**Available records:**
* * * *

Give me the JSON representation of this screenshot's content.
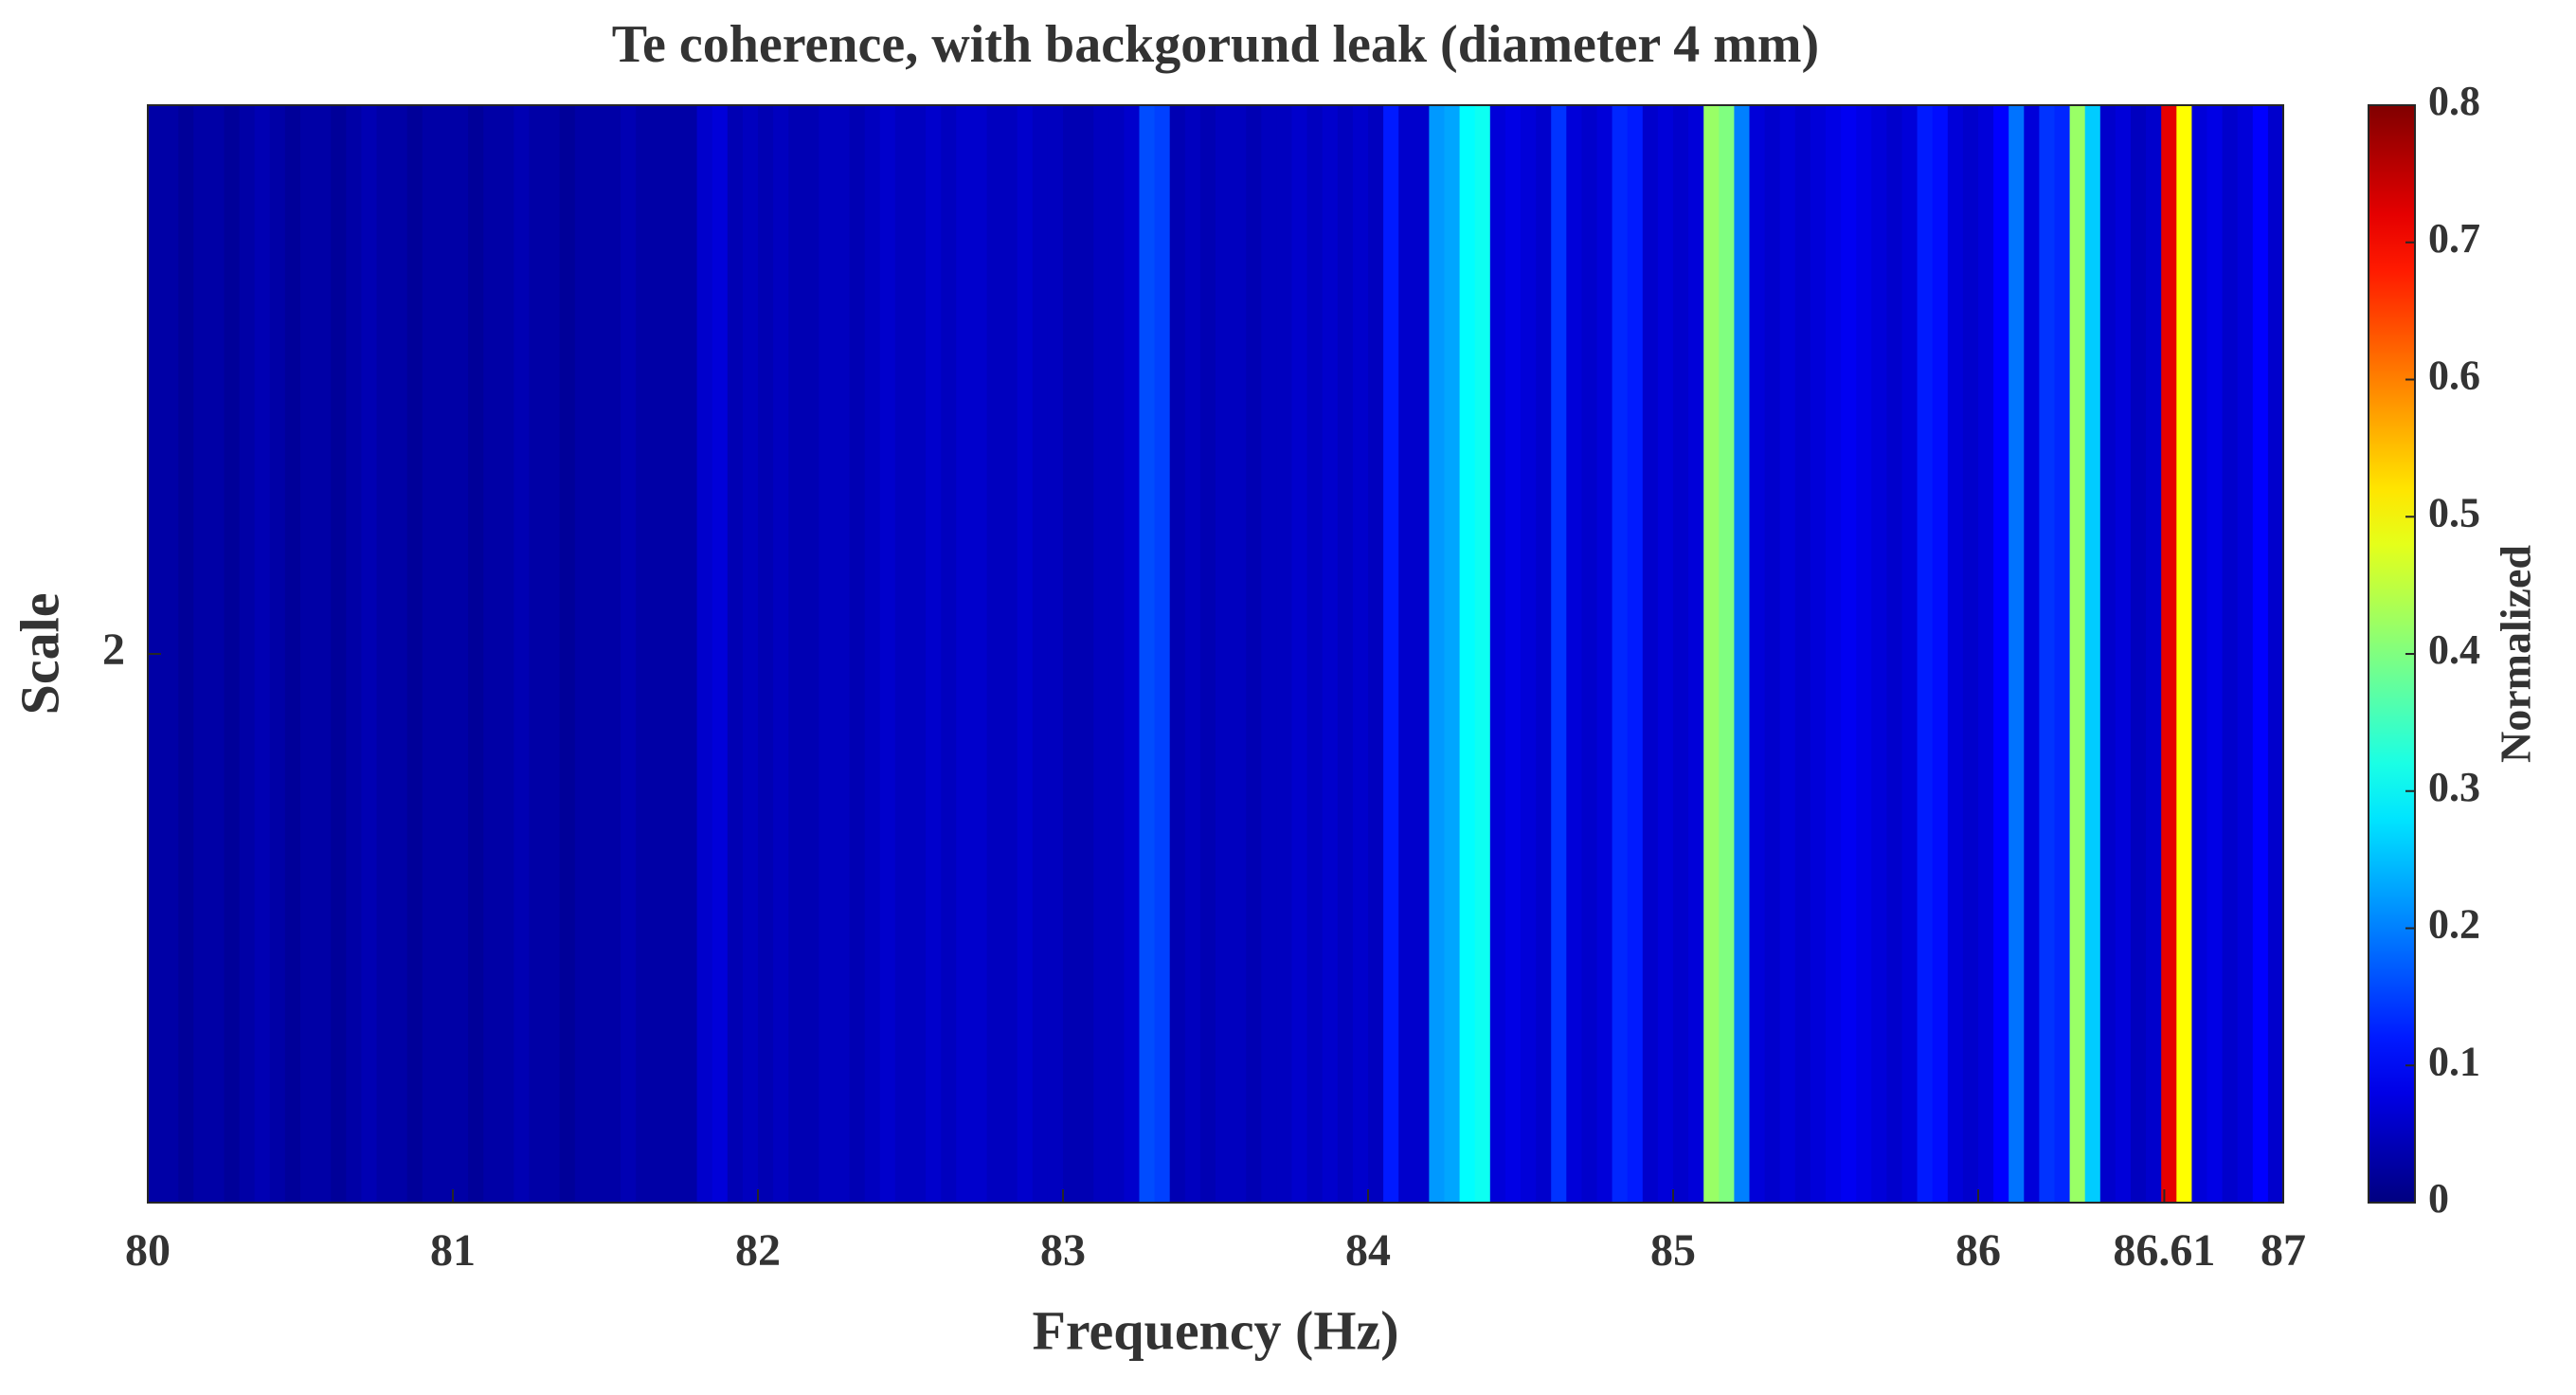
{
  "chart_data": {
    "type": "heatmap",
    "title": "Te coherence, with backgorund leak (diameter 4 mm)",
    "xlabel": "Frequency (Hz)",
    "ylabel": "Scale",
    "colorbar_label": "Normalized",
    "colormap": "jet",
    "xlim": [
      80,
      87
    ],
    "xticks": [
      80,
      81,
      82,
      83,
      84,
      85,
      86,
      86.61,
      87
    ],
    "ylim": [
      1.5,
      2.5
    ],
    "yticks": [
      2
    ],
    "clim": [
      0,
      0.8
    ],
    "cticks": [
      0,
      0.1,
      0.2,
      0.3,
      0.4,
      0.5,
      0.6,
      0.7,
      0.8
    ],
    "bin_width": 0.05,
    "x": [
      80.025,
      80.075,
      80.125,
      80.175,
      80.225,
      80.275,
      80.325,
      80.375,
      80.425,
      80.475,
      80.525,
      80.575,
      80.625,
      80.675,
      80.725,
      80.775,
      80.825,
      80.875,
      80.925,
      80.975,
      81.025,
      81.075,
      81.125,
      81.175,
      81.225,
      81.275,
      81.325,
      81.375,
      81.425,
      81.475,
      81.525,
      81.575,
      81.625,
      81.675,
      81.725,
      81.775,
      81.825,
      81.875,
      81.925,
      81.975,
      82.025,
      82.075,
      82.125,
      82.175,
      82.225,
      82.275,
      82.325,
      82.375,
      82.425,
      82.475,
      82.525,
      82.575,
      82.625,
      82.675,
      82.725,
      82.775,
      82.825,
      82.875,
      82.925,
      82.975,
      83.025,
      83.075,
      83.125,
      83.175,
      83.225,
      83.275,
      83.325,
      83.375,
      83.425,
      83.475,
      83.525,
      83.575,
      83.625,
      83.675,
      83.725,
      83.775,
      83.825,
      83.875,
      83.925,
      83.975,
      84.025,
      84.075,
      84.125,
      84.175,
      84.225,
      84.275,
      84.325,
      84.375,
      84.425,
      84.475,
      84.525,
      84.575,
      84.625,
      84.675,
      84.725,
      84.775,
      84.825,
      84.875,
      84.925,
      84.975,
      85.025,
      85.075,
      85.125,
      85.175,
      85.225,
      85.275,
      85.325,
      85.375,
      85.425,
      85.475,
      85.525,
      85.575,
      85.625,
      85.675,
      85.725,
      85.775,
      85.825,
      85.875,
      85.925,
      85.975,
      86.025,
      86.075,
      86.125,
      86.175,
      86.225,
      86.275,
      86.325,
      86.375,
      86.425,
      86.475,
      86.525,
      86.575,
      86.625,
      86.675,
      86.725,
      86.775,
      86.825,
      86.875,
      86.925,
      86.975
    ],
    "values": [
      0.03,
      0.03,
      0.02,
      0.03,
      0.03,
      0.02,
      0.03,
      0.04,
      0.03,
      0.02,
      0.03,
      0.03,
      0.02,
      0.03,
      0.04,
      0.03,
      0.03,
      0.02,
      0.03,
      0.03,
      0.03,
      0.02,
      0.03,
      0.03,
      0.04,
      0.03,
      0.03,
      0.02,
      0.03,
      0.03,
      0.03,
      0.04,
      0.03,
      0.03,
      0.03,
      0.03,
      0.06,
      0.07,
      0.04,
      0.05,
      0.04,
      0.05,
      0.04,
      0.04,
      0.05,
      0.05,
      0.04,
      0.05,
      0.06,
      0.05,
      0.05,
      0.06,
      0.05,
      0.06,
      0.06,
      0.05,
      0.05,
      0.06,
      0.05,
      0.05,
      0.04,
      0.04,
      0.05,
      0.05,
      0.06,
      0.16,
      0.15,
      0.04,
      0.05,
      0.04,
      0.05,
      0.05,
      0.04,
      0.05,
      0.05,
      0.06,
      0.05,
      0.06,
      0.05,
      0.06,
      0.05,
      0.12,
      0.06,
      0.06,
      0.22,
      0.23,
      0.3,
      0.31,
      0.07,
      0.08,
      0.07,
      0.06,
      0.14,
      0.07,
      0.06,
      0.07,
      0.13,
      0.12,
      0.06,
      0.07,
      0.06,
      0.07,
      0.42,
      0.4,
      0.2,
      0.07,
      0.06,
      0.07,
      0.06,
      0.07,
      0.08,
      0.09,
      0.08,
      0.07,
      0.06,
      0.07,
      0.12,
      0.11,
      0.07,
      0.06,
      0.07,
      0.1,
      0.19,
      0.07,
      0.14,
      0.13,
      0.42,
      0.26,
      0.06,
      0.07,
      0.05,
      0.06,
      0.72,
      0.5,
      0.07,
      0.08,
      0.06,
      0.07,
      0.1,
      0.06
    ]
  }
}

* * * *

**Objective:** Retype the records exactly. Any image in them should not appear in what you write.

**Reply to the task:**
Give me the JSON representation of this screenshot's content.
{
  "chart_data": {
    "type": "heatmap",
    "title": "Te coherence, with backgorund leak (diameter 4 mm)",
    "xlabel": "Frequency (Hz)",
    "ylabel": "Scale",
    "colorbar_label": "Normalized",
    "colormap": "jet",
    "xlim": [
      80,
      87
    ],
    "xticks": [
      80,
      81,
      82,
      83,
      84,
      85,
      86,
      86.61,
      87
    ],
    "ylim": [
      1.5,
      2.5
    ],
    "yticks": [
      2
    ],
    "clim": [
      0,
      0.8
    ],
    "cticks": [
      0,
      0.1,
      0.2,
      0.3,
      0.4,
      0.5,
      0.6,
      0.7,
      0.8
    ],
    "bin_width": 0.05,
    "x": [
      80.025,
      80.075,
      80.125,
      80.175,
      80.225,
      80.275,
      80.325,
      80.375,
      80.425,
      80.475,
      80.525,
      80.575,
      80.625,
      80.675,
      80.725,
      80.775,
      80.825,
      80.875,
      80.925,
      80.975,
      81.025,
      81.075,
      81.125,
      81.175,
      81.225,
      81.275,
      81.325,
      81.375,
      81.425,
      81.475,
      81.525,
      81.575,
      81.625,
      81.675,
      81.725,
      81.775,
      81.825,
      81.875,
      81.925,
      81.975,
      82.025,
      82.075,
      82.125,
      82.175,
      82.225,
      82.275,
      82.325,
      82.375,
      82.425,
      82.475,
      82.525,
      82.575,
      82.625,
      82.675,
      82.725,
      82.775,
      82.825,
      82.875,
      82.925,
      82.975,
      83.025,
      83.075,
      83.125,
      83.175,
      83.225,
      83.275,
      83.325,
      83.375,
      83.425,
      83.475,
      83.525,
      83.575,
      83.625,
      83.675,
      83.725,
      83.775,
      83.825,
      83.875,
      83.925,
      83.975,
      84.025,
      84.075,
      84.125,
      84.175,
      84.225,
      84.275,
      84.325,
      84.375,
      84.425,
      84.475,
      84.525,
      84.575,
      84.625,
      84.675,
      84.725,
      84.775,
      84.825,
      84.875,
      84.925,
      84.975,
      85.025,
      85.075,
      85.125,
      85.175,
      85.225,
      85.275,
      85.325,
      85.375,
      85.425,
      85.475,
      85.525,
      85.575,
      85.625,
      85.675,
      85.725,
      85.775,
      85.825,
      85.875,
      85.925,
      85.975,
      86.025,
      86.075,
      86.125,
      86.175,
      86.225,
      86.275,
      86.325,
      86.375,
      86.425,
      86.475,
      86.525,
      86.575,
      86.625,
      86.675,
      86.725,
      86.775,
      86.825,
      86.875,
      86.925,
      86.975
    ],
    "values": [
      0.03,
      0.03,
      0.02,
      0.03,
      0.03,
      0.02,
      0.03,
      0.04,
      0.03,
      0.02,
      0.03,
      0.03,
      0.02,
      0.03,
      0.04,
      0.03,
      0.03,
      0.02,
      0.03,
      0.03,
      0.03,
      0.02,
      0.03,
      0.03,
      0.04,
      0.03,
      0.03,
      0.02,
      0.03,
      0.03,
      0.03,
      0.04,
      0.03,
      0.03,
      0.03,
      0.03,
      0.06,
      0.07,
      0.04,
      0.05,
      0.04,
      0.05,
      0.04,
      0.04,
      0.05,
      0.05,
      0.04,
      0.05,
      0.06,
      0.05,
      0.05,
      0.06,
      0.05,
      0.06,
      0.06,
      0.05,
      0.05,
      0.06,
      0.05,
      0.05,
      0.04,
      0.04,
      0.05,
      0.05,
      0.06,
      0.16,
      0.15,
      0.04,
      0.05,
      0.04,
      0.05,
      0.05,
      0.04,
      0.05,
      0.05,
      0.06,
      0.05,
      0.06,
      0.05,
      0.06,
      0.05,
      0.12,
      0.06,
      0.06,
      0.22,
      0.23,
      0.3,
      0.31,
      0.07,
      0.08,
      0.07,
      0.06,
      0.14,
      0.07,
      0.06,
      0.07,
      0.13,
      0.12,
      0.06,
      0.07,
      0.06,
      0.07,
      0.42,
      0.4,
      0.2,
      0.07,
      0.06,
      0.07,
      0.06,
      0.07,
      0.08,
      0.09,
      0.08,
      0.07,
      0.06,
      0.07,
      0.12,
      0.11,
      0.07,
      0.06,
      0.07,
      0.1,
      0.19,
      0.07,
      0.14,
      0.13,
      0.42,
      0.26,
      0.06,
      0.07,
      0.05,
      0.06,
      0.72,
      0.5,
      0.07,
      0.08,
      0.06,
      0.07,
      0.1,
      0.06
    ]
  }
}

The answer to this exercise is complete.